Exercise aim: Please copy every line of the records below that holds the word "filter".

Material provided:
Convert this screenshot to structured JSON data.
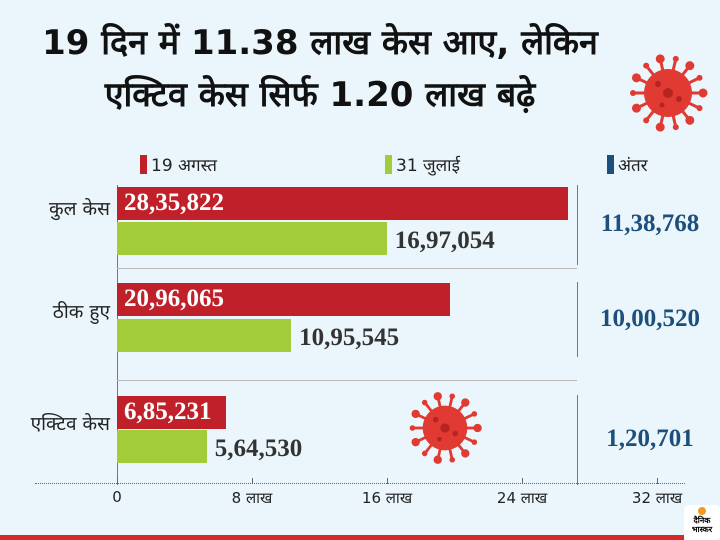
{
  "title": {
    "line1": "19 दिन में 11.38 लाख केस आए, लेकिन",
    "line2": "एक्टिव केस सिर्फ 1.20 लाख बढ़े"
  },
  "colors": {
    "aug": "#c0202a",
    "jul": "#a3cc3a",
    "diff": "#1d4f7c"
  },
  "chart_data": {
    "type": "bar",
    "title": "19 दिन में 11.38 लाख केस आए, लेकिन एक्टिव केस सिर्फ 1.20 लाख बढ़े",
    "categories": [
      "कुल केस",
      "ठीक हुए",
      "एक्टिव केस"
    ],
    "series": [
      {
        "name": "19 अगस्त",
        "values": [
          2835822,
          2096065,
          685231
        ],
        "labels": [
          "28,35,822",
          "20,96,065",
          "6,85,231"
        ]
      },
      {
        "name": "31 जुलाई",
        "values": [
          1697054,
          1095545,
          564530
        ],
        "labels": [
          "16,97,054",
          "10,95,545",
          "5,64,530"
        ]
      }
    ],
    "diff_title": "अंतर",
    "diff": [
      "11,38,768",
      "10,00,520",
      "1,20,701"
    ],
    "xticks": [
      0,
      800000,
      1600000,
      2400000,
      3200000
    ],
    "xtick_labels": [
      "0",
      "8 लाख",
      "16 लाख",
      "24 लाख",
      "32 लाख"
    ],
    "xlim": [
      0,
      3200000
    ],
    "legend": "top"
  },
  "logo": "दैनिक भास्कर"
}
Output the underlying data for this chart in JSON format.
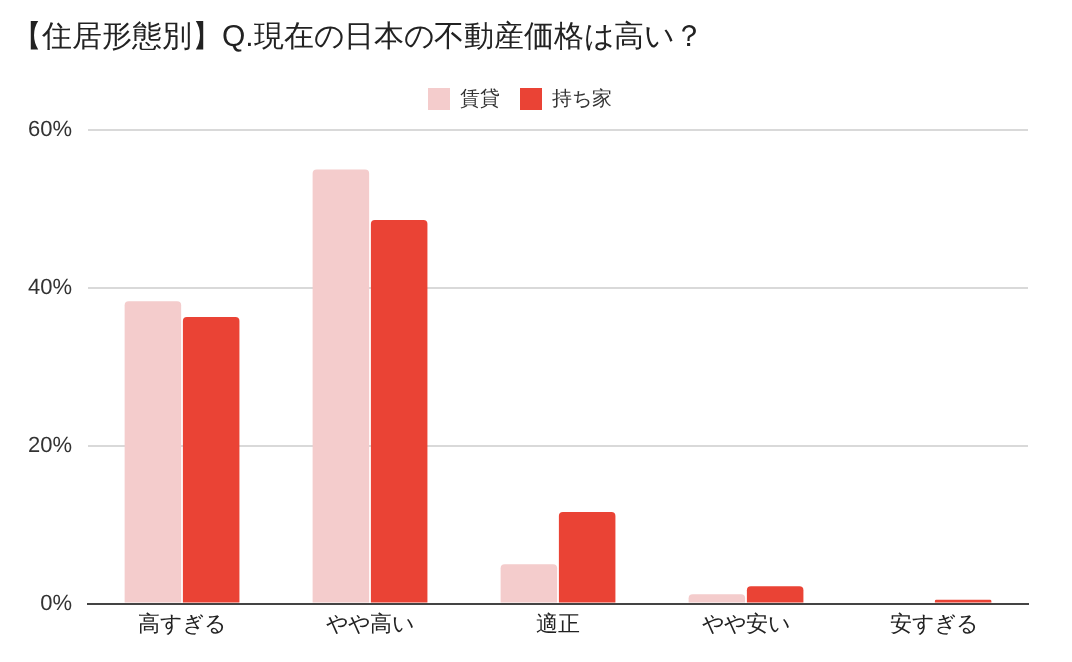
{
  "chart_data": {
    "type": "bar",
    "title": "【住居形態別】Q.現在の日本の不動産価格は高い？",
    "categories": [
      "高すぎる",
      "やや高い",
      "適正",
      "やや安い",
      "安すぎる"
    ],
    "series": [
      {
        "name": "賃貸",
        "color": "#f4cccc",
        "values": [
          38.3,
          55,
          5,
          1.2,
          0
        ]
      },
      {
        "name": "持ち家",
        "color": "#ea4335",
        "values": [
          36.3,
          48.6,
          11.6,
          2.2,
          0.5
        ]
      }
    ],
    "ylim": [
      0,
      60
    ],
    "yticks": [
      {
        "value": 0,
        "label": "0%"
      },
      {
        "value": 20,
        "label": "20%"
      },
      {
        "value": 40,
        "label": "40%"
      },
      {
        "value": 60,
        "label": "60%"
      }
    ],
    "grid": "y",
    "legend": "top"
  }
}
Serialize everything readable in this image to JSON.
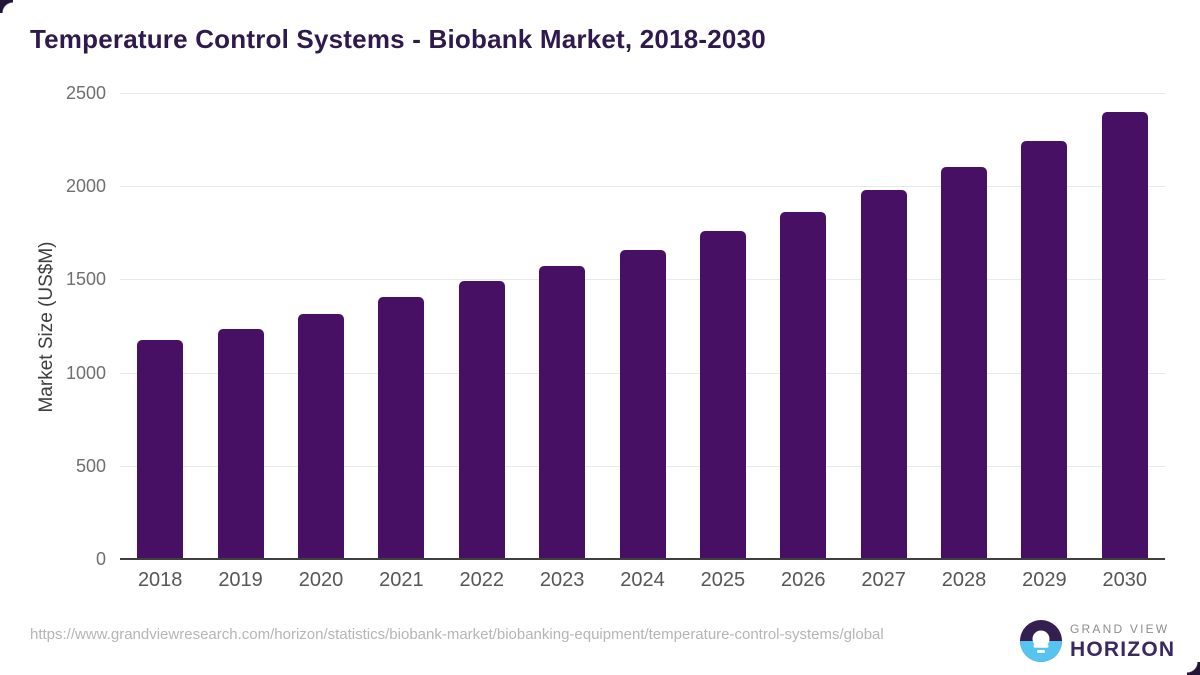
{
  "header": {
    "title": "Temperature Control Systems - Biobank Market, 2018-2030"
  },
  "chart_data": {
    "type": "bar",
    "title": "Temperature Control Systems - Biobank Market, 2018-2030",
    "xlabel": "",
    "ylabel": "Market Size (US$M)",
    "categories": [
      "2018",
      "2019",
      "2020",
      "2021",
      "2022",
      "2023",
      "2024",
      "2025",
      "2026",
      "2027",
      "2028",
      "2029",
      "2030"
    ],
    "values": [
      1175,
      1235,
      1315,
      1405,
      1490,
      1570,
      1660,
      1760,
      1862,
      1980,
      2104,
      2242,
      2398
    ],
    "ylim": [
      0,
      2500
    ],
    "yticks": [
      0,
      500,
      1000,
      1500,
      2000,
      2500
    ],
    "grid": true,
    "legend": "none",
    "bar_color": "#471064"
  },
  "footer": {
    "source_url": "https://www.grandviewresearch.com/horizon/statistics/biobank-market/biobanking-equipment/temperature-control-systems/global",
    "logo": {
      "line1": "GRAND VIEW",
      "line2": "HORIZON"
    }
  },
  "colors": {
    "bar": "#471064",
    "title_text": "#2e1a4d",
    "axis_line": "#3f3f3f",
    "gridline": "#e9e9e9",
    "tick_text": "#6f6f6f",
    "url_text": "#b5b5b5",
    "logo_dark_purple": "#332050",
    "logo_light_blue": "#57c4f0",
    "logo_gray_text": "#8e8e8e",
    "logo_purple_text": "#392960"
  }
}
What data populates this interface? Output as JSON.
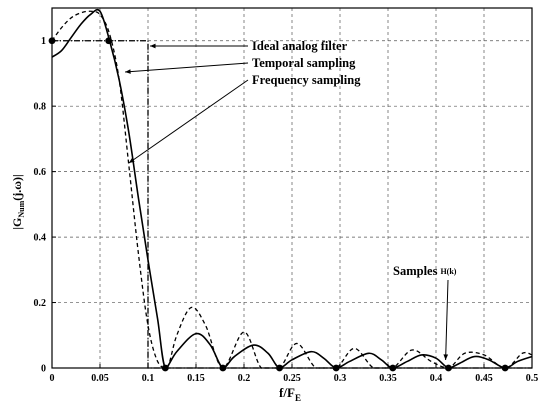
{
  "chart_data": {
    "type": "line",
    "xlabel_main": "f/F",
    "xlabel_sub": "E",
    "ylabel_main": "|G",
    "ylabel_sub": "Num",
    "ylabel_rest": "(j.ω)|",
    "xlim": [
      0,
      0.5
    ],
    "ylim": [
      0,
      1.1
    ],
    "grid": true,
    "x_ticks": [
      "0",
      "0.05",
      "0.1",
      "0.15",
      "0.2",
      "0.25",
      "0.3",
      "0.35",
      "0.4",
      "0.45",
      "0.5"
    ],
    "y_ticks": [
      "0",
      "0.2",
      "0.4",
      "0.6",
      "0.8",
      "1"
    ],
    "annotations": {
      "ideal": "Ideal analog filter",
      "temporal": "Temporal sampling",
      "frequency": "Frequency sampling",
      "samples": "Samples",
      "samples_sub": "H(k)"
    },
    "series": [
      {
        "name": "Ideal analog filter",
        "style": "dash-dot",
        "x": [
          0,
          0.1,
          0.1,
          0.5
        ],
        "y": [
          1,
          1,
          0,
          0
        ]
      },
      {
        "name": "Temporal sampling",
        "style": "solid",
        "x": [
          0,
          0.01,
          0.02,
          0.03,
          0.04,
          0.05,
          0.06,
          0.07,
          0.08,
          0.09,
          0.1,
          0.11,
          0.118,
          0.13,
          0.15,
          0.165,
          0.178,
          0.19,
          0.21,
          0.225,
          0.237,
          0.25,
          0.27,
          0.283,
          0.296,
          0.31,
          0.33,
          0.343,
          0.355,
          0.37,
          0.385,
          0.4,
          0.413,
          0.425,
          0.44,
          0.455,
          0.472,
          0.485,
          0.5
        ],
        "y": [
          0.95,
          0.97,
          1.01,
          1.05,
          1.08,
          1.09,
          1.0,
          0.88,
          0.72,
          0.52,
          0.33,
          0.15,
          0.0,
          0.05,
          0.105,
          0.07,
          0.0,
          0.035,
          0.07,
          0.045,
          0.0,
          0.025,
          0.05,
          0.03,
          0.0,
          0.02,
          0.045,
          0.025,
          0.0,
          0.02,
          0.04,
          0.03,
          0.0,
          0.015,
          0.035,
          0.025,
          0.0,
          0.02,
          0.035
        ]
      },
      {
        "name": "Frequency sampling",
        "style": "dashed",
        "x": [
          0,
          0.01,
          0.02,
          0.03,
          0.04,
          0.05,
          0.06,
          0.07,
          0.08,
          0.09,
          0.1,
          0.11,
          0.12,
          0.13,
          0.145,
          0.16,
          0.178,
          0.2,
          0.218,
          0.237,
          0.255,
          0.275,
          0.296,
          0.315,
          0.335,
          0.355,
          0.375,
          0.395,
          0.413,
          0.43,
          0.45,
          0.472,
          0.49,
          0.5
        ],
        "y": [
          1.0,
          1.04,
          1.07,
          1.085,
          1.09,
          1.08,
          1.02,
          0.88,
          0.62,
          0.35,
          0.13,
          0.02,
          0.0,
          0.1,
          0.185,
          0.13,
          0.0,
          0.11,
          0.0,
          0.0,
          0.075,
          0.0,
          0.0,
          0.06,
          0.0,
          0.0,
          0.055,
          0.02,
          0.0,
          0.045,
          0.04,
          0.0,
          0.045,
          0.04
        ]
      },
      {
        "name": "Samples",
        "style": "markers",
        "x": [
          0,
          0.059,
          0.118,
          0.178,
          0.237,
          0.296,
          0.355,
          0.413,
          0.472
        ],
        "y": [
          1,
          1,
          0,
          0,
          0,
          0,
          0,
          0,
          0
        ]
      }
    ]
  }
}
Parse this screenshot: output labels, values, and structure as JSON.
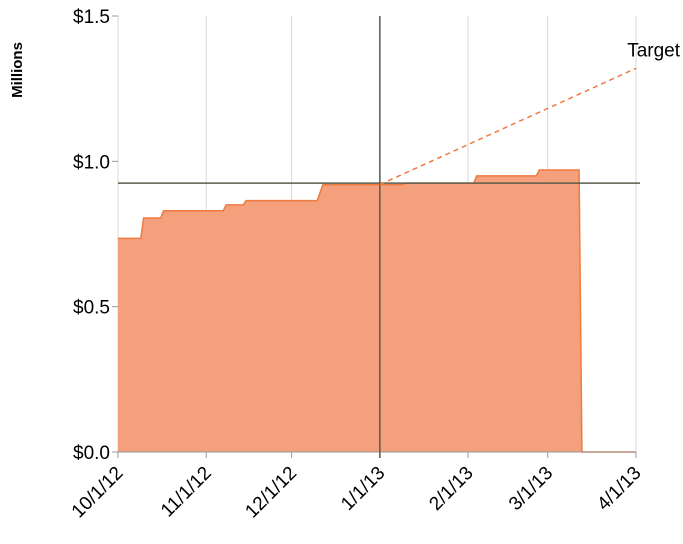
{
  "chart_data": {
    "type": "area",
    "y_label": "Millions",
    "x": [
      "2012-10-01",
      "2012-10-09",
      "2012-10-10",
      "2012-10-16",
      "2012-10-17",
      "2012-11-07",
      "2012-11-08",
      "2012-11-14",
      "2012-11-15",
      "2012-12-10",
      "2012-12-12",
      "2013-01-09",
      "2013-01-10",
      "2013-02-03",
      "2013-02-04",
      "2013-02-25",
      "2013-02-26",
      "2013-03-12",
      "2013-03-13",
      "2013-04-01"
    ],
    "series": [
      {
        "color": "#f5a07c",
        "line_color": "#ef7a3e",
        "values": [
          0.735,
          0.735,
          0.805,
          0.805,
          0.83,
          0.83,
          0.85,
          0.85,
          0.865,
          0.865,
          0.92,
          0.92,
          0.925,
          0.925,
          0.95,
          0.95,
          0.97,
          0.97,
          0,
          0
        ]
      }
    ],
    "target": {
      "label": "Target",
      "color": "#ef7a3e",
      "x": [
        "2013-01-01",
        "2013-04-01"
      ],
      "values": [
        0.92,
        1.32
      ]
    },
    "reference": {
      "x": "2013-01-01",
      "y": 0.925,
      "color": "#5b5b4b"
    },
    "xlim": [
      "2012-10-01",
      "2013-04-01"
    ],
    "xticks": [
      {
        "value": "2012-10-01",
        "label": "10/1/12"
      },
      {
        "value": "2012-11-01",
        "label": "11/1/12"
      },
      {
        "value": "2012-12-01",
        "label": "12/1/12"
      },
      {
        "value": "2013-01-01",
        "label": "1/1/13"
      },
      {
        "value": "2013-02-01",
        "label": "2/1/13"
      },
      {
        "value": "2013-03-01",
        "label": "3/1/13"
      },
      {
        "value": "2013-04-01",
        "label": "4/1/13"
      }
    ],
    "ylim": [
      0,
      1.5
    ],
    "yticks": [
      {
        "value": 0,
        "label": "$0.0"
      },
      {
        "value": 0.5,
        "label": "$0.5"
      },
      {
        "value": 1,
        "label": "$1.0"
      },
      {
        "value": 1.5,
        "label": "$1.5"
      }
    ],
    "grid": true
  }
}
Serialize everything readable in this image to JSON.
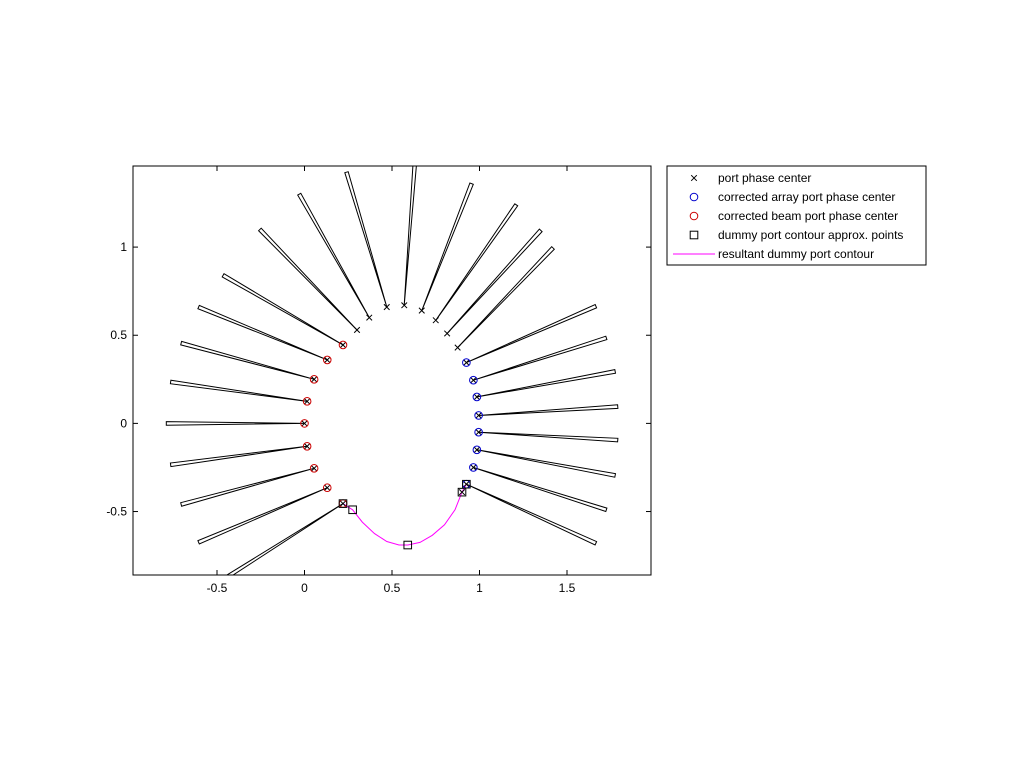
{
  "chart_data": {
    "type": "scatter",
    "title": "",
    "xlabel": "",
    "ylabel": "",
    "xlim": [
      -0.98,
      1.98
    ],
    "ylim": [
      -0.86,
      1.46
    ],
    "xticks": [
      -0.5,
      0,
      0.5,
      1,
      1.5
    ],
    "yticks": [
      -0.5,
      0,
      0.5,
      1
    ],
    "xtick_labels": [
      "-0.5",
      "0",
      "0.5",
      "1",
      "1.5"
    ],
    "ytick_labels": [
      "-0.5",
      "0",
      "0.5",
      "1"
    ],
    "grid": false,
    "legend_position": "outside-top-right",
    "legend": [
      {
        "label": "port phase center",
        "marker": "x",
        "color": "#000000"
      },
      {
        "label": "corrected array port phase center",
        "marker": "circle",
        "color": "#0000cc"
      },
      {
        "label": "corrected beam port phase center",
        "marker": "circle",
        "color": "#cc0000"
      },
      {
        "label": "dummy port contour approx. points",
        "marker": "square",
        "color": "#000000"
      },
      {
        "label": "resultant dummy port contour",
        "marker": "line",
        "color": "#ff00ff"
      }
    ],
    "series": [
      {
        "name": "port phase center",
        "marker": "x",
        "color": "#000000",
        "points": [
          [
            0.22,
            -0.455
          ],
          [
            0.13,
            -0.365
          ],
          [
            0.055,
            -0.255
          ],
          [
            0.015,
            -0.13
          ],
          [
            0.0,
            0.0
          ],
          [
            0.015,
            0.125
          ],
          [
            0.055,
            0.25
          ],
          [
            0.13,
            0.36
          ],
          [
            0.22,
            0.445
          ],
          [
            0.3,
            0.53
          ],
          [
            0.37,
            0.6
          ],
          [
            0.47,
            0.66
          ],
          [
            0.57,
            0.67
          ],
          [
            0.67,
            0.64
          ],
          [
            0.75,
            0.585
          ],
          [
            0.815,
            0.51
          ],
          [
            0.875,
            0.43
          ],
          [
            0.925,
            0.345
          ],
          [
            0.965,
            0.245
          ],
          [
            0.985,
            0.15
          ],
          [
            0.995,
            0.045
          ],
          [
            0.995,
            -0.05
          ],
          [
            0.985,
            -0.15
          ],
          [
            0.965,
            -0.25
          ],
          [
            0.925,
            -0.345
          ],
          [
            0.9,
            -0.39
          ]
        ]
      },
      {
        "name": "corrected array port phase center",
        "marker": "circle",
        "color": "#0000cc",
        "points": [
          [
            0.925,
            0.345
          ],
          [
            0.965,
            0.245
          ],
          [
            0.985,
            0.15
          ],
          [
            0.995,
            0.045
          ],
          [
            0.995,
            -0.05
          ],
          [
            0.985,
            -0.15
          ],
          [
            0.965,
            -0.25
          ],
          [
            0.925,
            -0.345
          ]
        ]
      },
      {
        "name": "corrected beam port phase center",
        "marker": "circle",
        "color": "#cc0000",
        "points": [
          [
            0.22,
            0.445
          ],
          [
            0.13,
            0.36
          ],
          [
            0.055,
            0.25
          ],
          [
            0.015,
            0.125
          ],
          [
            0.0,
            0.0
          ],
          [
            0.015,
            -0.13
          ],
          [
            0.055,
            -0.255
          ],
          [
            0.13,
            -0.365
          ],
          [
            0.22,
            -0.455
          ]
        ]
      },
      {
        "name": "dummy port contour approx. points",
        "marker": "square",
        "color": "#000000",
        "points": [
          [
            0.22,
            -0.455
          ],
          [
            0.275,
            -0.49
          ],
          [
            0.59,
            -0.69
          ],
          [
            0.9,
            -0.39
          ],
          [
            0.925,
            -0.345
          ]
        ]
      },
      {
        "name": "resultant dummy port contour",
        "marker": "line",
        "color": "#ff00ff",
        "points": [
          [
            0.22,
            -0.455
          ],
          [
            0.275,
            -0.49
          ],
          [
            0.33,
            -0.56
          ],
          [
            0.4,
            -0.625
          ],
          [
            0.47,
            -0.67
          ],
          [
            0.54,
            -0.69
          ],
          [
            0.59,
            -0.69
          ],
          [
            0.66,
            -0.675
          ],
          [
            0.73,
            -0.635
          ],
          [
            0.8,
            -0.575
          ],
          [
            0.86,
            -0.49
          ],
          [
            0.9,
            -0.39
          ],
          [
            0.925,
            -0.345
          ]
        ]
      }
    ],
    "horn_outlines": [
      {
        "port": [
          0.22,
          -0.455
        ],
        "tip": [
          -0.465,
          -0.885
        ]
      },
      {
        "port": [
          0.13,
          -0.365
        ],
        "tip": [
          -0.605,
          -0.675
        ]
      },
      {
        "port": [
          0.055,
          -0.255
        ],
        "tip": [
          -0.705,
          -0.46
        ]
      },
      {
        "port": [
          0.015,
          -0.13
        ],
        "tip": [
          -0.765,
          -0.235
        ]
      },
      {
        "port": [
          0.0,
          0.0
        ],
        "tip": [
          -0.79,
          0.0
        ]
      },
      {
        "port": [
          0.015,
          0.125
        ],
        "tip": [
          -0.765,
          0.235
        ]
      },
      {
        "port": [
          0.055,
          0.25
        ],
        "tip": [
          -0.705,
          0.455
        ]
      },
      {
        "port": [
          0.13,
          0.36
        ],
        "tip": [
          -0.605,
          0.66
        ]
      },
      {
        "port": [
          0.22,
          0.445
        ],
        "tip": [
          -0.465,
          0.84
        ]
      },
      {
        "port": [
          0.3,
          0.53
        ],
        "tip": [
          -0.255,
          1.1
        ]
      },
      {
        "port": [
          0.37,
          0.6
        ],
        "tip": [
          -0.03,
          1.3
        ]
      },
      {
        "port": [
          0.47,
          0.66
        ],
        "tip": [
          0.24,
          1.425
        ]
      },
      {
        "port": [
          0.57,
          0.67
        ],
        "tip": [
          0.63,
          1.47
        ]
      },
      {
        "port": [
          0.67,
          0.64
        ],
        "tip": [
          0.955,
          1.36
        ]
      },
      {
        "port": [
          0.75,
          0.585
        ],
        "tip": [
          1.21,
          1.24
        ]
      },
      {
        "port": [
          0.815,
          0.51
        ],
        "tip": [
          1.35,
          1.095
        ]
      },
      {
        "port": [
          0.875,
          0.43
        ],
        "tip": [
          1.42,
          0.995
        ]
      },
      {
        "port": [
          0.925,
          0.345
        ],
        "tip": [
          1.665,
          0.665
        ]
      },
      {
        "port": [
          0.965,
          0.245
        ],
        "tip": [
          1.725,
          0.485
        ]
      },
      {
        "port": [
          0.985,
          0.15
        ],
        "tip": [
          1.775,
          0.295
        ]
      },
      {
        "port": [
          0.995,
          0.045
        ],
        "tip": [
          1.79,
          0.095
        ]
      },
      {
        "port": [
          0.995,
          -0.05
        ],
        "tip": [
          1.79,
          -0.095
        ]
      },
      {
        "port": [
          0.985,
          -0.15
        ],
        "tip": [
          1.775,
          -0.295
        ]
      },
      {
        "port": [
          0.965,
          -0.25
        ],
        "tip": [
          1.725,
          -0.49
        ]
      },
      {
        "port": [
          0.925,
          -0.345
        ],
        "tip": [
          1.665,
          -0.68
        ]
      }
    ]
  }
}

Problem solution:
      "ideal": "Ideal analog filter",
        "name": "Ideal analog filter",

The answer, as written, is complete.